___ LISTED ENTRIES

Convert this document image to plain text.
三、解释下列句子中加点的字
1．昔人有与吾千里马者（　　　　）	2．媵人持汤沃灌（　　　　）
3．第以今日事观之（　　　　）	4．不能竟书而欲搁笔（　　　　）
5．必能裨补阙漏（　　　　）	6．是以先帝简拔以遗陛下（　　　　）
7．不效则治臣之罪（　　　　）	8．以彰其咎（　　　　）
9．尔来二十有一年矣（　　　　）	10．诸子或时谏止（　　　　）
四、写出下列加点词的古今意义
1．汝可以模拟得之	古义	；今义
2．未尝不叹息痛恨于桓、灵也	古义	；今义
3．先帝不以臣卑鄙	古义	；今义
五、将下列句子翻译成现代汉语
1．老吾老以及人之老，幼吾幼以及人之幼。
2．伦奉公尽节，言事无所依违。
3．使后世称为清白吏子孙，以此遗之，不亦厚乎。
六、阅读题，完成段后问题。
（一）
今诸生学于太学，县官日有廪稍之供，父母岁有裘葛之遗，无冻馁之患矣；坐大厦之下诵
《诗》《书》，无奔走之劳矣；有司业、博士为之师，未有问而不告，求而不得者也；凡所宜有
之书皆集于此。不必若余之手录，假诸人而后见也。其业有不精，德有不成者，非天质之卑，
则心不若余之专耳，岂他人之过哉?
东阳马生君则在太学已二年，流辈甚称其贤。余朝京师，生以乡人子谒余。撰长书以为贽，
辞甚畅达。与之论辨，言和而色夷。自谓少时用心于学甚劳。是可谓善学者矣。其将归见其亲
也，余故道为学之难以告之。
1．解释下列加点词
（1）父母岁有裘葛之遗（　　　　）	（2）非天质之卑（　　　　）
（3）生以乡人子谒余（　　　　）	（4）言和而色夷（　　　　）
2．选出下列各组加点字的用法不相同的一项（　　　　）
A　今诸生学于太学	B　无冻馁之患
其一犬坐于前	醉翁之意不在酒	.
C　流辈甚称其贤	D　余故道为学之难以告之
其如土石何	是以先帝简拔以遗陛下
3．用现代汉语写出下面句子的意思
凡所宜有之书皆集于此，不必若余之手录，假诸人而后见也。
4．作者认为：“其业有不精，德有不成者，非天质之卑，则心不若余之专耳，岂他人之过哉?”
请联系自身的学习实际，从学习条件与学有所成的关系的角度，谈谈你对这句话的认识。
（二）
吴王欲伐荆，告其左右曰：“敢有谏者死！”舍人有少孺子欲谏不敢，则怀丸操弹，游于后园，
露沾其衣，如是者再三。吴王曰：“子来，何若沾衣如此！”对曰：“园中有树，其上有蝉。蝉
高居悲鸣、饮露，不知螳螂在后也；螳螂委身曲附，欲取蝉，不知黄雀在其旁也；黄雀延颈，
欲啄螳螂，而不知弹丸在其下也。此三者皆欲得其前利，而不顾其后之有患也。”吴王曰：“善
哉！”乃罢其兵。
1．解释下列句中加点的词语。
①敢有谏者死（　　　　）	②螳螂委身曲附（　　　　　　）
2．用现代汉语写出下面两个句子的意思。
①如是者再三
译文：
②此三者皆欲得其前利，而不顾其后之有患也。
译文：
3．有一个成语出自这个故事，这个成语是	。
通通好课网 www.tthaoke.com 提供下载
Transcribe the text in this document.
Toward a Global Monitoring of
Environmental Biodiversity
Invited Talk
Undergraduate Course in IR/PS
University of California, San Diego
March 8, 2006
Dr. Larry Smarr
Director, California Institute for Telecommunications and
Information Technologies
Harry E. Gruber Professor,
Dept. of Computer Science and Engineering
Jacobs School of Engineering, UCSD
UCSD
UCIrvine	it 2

______

> _EXERCISE AIM_:
Which lines contain the word "非天质之卑"? Copy each of them.

> _RESPONSE TO THE TASK_:
之书皆集于此。不必若余之手录，假诸人而后见也。其业有不精，德有不成者，非天质之卑，
（1）父母岁有裘葛之遗（　　　　）	（2）非天质之卑（　　　　）
4．作者认为：“其业有不精，德有不成者，非天质之卑，则心不若余之专耳，岂他人之过哉?”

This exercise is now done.